Requirement: Check every line below for the string "provisions", and copy the lines that contain it.

Records supplied:
>> Start

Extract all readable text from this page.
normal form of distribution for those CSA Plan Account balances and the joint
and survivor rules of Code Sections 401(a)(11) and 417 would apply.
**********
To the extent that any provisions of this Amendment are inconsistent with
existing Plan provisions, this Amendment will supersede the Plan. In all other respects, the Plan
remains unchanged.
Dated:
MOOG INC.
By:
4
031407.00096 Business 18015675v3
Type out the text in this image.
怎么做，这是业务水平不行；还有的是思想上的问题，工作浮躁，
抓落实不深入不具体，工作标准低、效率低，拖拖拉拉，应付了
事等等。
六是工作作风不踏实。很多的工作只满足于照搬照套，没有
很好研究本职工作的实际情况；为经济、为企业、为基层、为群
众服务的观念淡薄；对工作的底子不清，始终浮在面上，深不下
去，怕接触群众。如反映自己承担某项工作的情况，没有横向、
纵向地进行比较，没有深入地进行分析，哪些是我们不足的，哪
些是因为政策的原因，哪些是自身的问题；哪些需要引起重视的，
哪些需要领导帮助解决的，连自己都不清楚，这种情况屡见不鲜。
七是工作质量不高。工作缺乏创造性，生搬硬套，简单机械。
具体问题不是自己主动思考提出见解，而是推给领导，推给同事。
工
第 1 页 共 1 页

>> End

Result for this task:
To the extent that any provisions of this Amendment are inconsistent with
existing Plan provisions, this Amendment will supersede the Plan. In all other respects, the Plan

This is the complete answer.